Reproduce the listing below character for character; drop every image.

------ Data ------

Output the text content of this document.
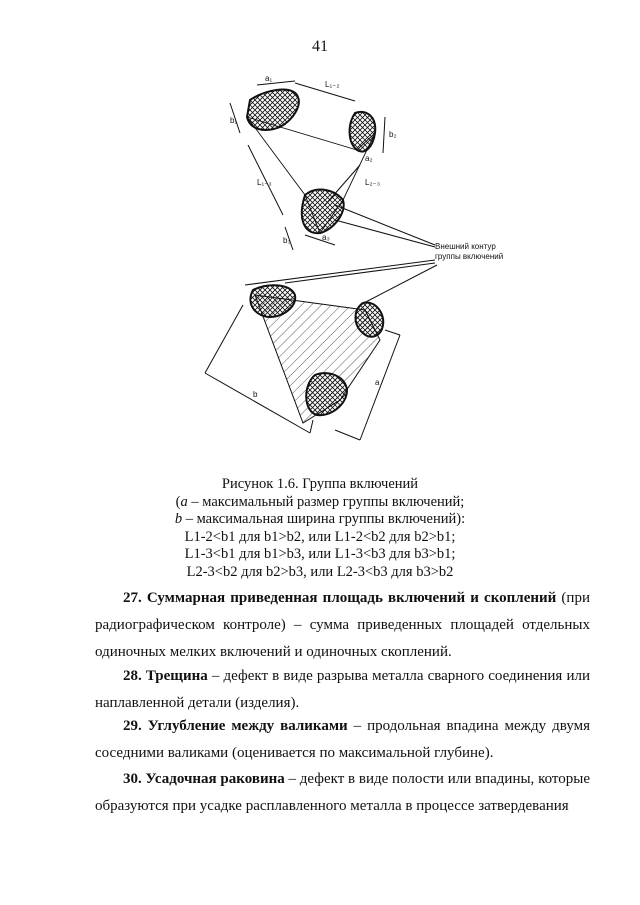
41
a₁
L₁₋₂
b₁
b₂
a₂
L₁₋₃	L₂₋₃
b₃	a₃
Внешний контур
группы включений
b
a
Рисунок 1.6. Группа включений
(a – максимальный размер группы включений;
b – максимальная ширина группы включений):
L1-2<b1 для b1>b2, или L1-2<b2 для b2>b1;
L1-3<b1 для b1>b3, или L1-3<b3 для b3>b1;
L2-3<b2 для b2>b3, или L2-3<b3 для b3>b2
27. Суммарная приведенная площадь включений и скоплений (при радиографическом контроле) – сумма приведенных площадей отдельных одиночных мелких включений и одиночных скоплений.
28. Трещина – дефект в виде разрыва металла сварного соединения или наплавленной детали (изделия).
29. Углубление между валиками – продольная впадина между двумя соседними валиками (оценивается по максимальной глубине).
30. Усадочная раковина – дефект в виде полости или впадины, которые образуются при усадке расплавленного металла в процессе затвердевания
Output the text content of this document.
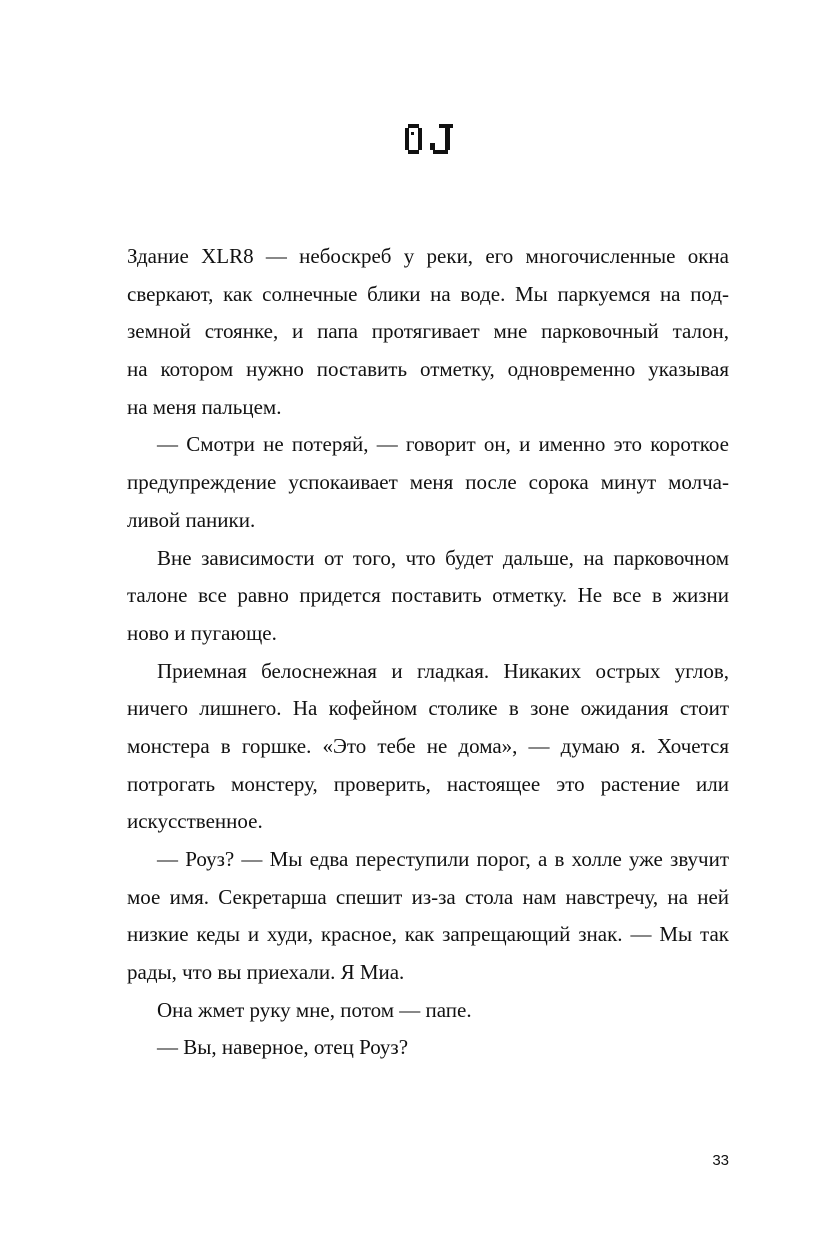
Здание XLR8 — небоскреб у реки, его многочисленные окна
сверкают, как солнечные блики на воде. Мы паркуемся на под-
земной стоянке, и папа протягивает мне парковочный талон,
на котором нужно поставить отметку, одновременно указывая
на меня пальцем.
— Смотри не потеряй, — говорит он, и именно это короткое
предупреждение успокаивает меня после сорока минут молча-
ливой паники.
Вне зависимости от того, что будет дальше, на парковочном
талоне все равно придется поставить отметку. Не все в жизни
ново и пугающе.
Приемная белоснежная и гладкая. Никаких острых углов,
ничего лишнего. На кофейном столике в зоне ожидания стоит
монстера в горшке. «Это тебе не дома», — думаю я. Хочется
потрогать монстеру, проверить, настоящее это растение или
искусственное.
— Роуз? — Мы едва переступили порог, а в холле уже звучит
мое имя. Секретарша спешит из-за стола нам навстречу, на ней
низкие кеды и худи, красное, как запрещающий знак. — Мы так
рады, что вы приехали. Я Миа.
Она жмет руку мне, потом — папе.
— Вы, наверное, отец Роуз?
33
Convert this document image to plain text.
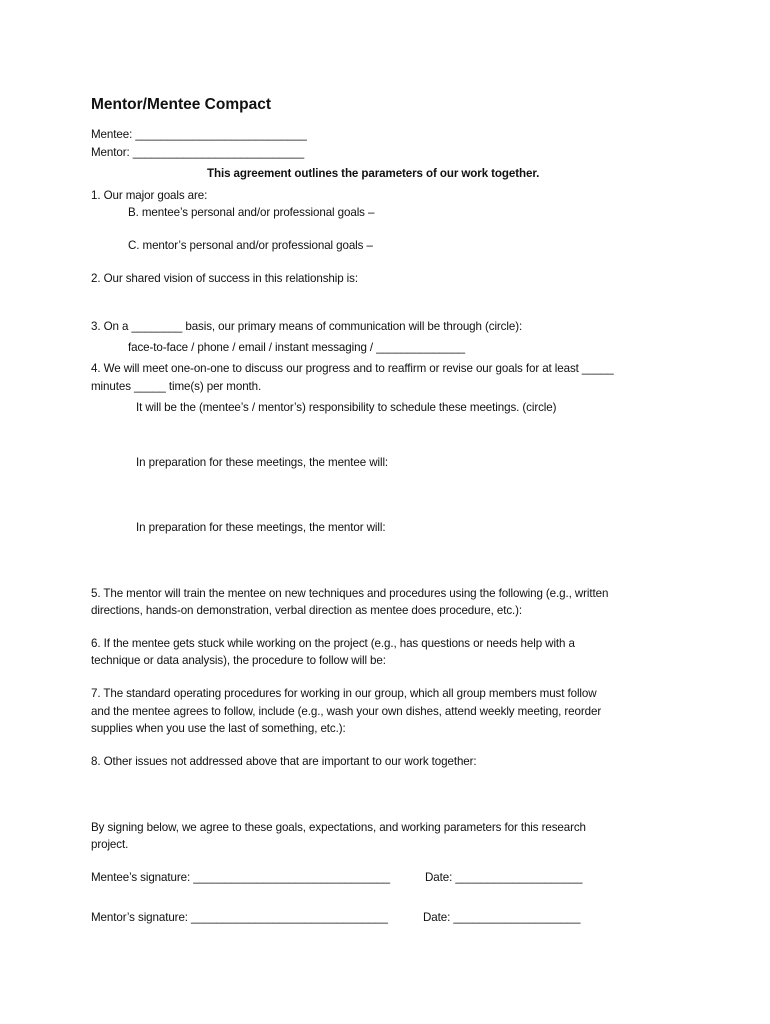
Mentor/Mentee Compact
Mentee: ___________________________
Mentor: ___________________________
This agreement outlines the parameters of our work together.
1. Our major goals are:
B. mentee’s personal and/or professional goals –
C. mentor’s personal and/or professional goals –
2. Our shared vision of success in this relationship is:
3. On a ________ basis, our primary means of communication will be through (circle):
face-to-face / phone / email / instant messaging / ______________
4. We will meet one-on-one to discuss our progress and to reaffirm or revise our goals for at least _____
minutes _____ time(s) per month.
It will be the (mentee’s / mentor’s) responsibility to schedule these meetings. (circle)
In preparation for these meetings, the mentee will:
In preparation for these meetings, the mentor will:
5. The mentor will train the mentee on new techniques and procedures using the following (e.g., written
directions, hands-on demonstration, verbal direction as mentee does procedure, etc.):
6. If the mentee gets stuck while working on the project (e.g., has questions or needs help with a
technique or data analysis), the procedure to follow will be:
7. The standard operating procedures for working in our group, which all group members must follow
and the mentee agrees to follow, include (e.g., wash your own dishes, attend weekly meeting, reorder
supplies when you use the last of something, etc.):
8. Other issues not addressed above that are important to our work together:
By signing below, we agree to these goals, expectations, and working parameters for this research
project.
Mentee’s signature: _______________________________	Date: ____________________
Mentor’s signature: _______________________________	Date: ____________________
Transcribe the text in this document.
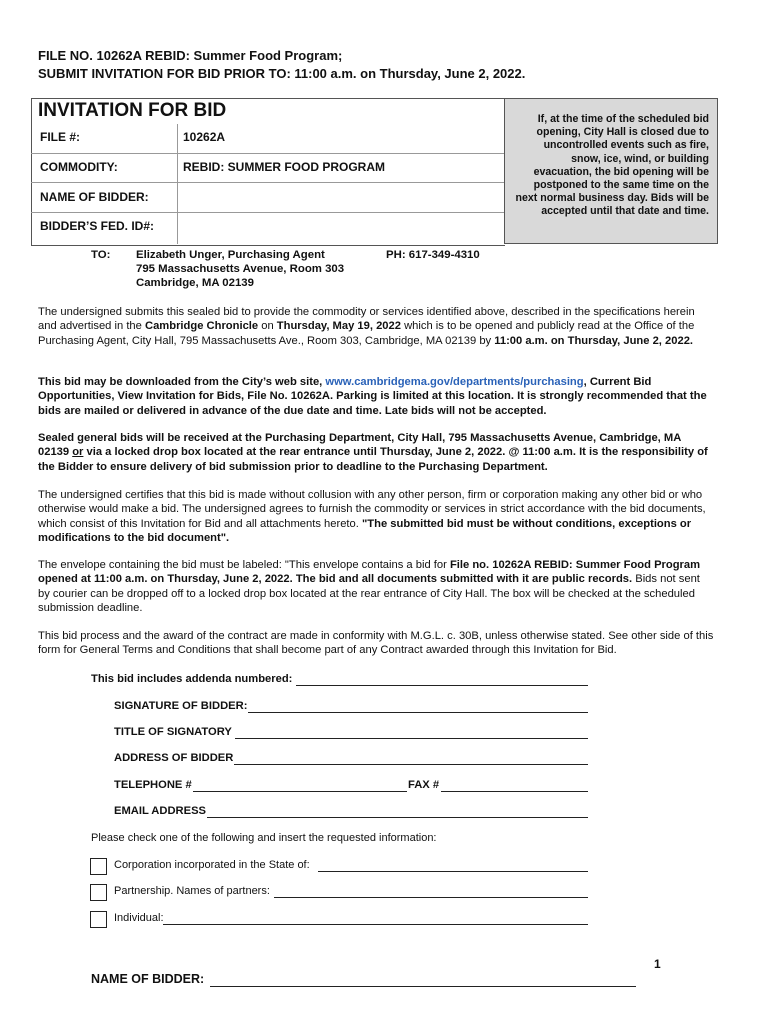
FILE NO. 10262A REBID: Summer Food Program;
SUBMIT INVITATION FOR BID PRIOR TO: 11:00 a.m. on Thursday, June 2, 2022.
INVITATION FOR BID
FILE #:	10262A
COMMODITY:	REBID: SUMMER FOOD PROGRAM
NAME OF BIDDER:
BIDDER’S FED. ID#:
If, at the time of the scheduled bid opening, City Hall is closed due to uncontrolled events such as fire, snow, ice, wind, or building evacuation, the bid opening will be postponed to the same time on the next normal business day. Bids will be accepted until that date and time.
TO: Elizabeth Unger, Purchasing Agent
795 Massachusetts Avenue, Room 303
Cambridge, MA 02139
PH: 617-349-4310
The undersigned submits this sealed bid to provide the commodity or services identified above, described in the specifications herein and advertised in the Cambridge Chronicle on Thursday, May 19, 2022 which is to be opened and publicly read at the Office of the Purchasing Agent, City Hall, 795 Massachusetts Ave., Room 303, Cambridge, MA 02139 by 11:00 a.m. on Thursday, June 2, 2022.
This bid may be downloaded from the City’s web site, www.cambridgema.gov/departments/purchasing, Current Bid Opportunities, View Invitation for Bids, File No. 10262A. Parking is limited at this location. It is strongly recommended that the bids are mailed or delivered in advance of the due date and time. Late bids will not be accepted.
Sealed general bids will be received at the Purchasing Department, City Hall, 795 Massachusetts Avenue, Cambridge, MA 02139 or via a locked drop box located at the rear entrance until Thursday, June 2, 2022. @ 11:00 a.m. It is the responsibility of the Bidder to ensure delivery of bid submission prior to deadline to the Purchasing Department.
The undersigned certifies that this bid is made without collusion with any other person, firm or corporation making any other bid or who otherwise would make a bid. The undersigned agrees to furnish the commodity or services in strict accordance with the bid documents, which consist of this Invitation for Bid and all attachments hereto. "The submitted bid must be without conditions, exceptions or modifications to the bid document".
The envelope containing the bid must be labeled: "This envelope contains a bid for File no. 10262A REBID: Summer Food Program opened at 11:00 a.m. on Thursday, June 2, 2022. The bid and all documents submitted with it are public records. Bids not sent by courier can be dropped off to a locked drop box located at the rear entrance of City Hall. The box will be checked at the scheduled submission deadline.
This bid process and the award of the contract are made in conformity with M.G.L. c. 30B, unless otherwise stated. See other side of this form for General Terms and Conditions that shall become part of any Contract awarded through this Invitation for Bid.
This bid includes addenda numbered:
SIGNATURE OF BIDDER:
TITLE OF SIGNATORY
ADDRESS OF BIDDER
TELEPHONE #	FAX #
EMAIL ADDRESS
Please check one of the following and insert the requested information:
Corporation incorporated in the State of:
Partnership. Names of partners:
Individual:
1
NAME OF BIDDER:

------

**Finished answer:**
Output the text content of this document.
41
a₁
L₁₋₂
b₁
b₂
a₂
L₁₋₃	L₂₋₃
b₃	a₃
Внешний контур
группы включений
b
a
Рисунок 1.6. Группа включений
(a – максимальный размер группы включений;
b – максимальная ширина группы включений):
L1-2<b1 для b1>b2, или L1-2<b2 для b2>b1;
L1-3<b1 для b1>b3, или L1-3<b3 для b3>b1;
L2-3<b2 для b2>b3, или L2-3<b3 для b3>b2
27. Суммарная приведенная площадь включений и скоплений (при радиографическом контроле) – сумма приведенных площадей отдельных одиночных мелких включений и одиночных скоплений.
28. Трещина – дефект в виде разрыва металла сварного соединения или наплавленной детали (изделия).
29. Углубление между валиками – продольная впадина между двумя соседними валиками (оценивается по максимальной глубине).
30. Усадочная раковина – дефект в виде полости или впадины, которые образуются при усадке расплавленного металла в процессе затвердевания
Output the text content of this document.
Здание XLR8 — небоскреб у реки, его многочисленные окна
сверкают, как солнечные блики на воде. Мы паркуемся на под-
земной стоянке, и папа протягивает мне парковочный талон,
на котором нужно поставить отметку, одновременно указывая
на меня пальцем.
— Смотри не потеряй, — говорит он, и именно это короткое
предупреждение успокаивает меня после сорока минут молча-
ливой паники.
Вне зависимости от того, что будет дальше, на парковочном
талоне все равно придется поставить отметку. Не все в жизни
ново и пугающе.
Приемная белоснежная и гладкая. Никаких острых углов,
ничего лишнего. На кофейном столике в зоне ожидания стоит
монстера в горшке. «Это тебе не дома», — думаю я. Хочется
потрогать монстеру, проверить, настоящее это растение или
искусственное.
— Роуз? — Мы едва переступили порог, а в холле уже звучит
мое имя. Секретарша спешит из-за стола нам навстречу, на ней
низкие кеды и худи, красное, как запрещающий знак. — Мы так
рады, что вы приехали. Я Миа.
Она жмет руку мне, потом — папе.
— Вы, наверное, отец Роуз?
33
Convert this document image to plain text.
Mentor/Mentee Compact
Mentee: ___________________________
Mentor: ___________________________
This agreement outlines the parameters of our work together.
1. Our major goals are:
B. mentee’s personal and/or professional goals –
C. mentor’s personal and/or professional goals –
2. Our shared vision of success in this relationship is:
3. On a ________ basis, our primary means of communication will be through (circle):
face-to-face / phone / email / instant messaging / ______________
4. We will meet one-on-one to discuss our progress and to reaffirm or revise our goals for at least _____
minutes _____ time(s) per month.
It will be the (mentee’s / mentor’s) responsibility to schedule these meetings. (circle)
In preparation for these meetings, the mentee will:
In preparation for these meetings, the mentor will:
5. The mentor will train the mentee on new techniques and procedures using the following (e.g., written
directions, hands-on demonstration, verbal direction as mentee does procedure, etc.):
6. If the mentee gets stuck while working on the project (e.g., has questions or needs help with a
technique or data analysis), the procedure to follow will be:
7. The standard operating procedures for working in our group, which all group members must follow
and the mentee agrees to follow, include (e.g., wash your own dishes, attend weekly meeting, reorder
supplies when you use the last of something, etc.):
8. Other issues not addressed above that are important to our work together:
By signing below, we agree to these goals, expectations, and working parameters for this research
project.
Mentee’s signature: _______________________________	Date: ____________________
Mentor’s signature: _______________________________	Date: ____________________
Transcribe the text in this document.
FILE NO. 10262A REBID: Summer Food Program;
SUBMIT INVITATION FOR BID PRIOR TO: 11:00 a.m. on Thursday, June 2, 2022.
INVITATION FOR BID
FILE #:	10262A
COMMODITY:	REBID: SUMMER FOOD PROGRAM
NAME OF BIDDER:
BIDDER’S FED. ID#:
If, at the time of the scheduled bid opening, City Hall is closed due to uncontrolled events such as fire, snow, ice, wind, or building evacuation, the bid opening will be postponed to the same time on the next normal business day. Bids will be accepted until that date and time.
TO: Elizabeth Unger, Purchasing Agent
795 Massachusetts Avenue, Room 303
Cambridge, MA 02139
PH: 617-349-4310
The undersigned submits this sealed bid to provide the commodity or services identified above, described in the specifications herein and advertised in the Cambridge Chronicle on Thursday, May 19, 2022 which is to be opened and publicly read at the Office of the Purchasing Agent, City Hall, 795 Massachusetts Ave., Room 303, Cambridge, MA 02139 by 11:00 a.m. on Thursday, June 2, 2022.
This bid may be downloaded from the City’s web site, www.cambridgema.gov/departments/purchasing, Current Bid Opportunities, View Invitation for Bids, File No. 10262A. Parking is limited at this location. It is strongly recommended that the bids are mailed or delivered in advance of the due date and time. Late bids will not be accepted.
Sealed general bids will be received at the Purchasing Department, City Hall, 795 Massachusetts Avenue, Cambridge, MA 02139 or via a locked drop box located at the rear entrance until Thursday, June 2, 2022. @ 11:00 a.m. It is the responsibility of the Bidder to ensure delivery of bid submission prior to deadline to the Purchasing Department.
The undersigned certifies that this bid is made without collusion with any other person, firm or corporation making any other bid or who otherwise would make a bid. The undersigned agrees to furnish the commodity or services in strict accordance with the bid documents, which consist of this Invitation for Bid and all attachments hereto. "The submitted bid must be without conditions, exceptions or modifications to the bid document".
The envelope containing the bid must be labeled: "This envelope contains a bid for File no. 10262A REBID: Summer Food Program opened at 11:00 a.m. on Thursday, June 2, 2022. The bid and all documents submitted with it are public records. Bids not sent by courier can be dropped off to a locked drop box located at the rear entrance of City Hall. The box will be checked at the scheduled submission deadline.
This bid process and the award of the contract are made in conformity with M.G.L. c. 30B, unless otherwise stated. See other side of this form for General Terms and Conditions that shall become part of any Contract awarded through this Invitation for Bid.
This bid includes addenda numbered:
SIGNATURE OF BIDDER:
TITLE OF SIGNATORY
ADDRESS OF BIDDER
TELEPHONE #	FAX #
EMAIL ADDRESS
Please check one of the following and insert the requested information:
Corporation incorporated in the State of:
Partnership. Names of partners:
Individual:
1
NAME OF BIDDER:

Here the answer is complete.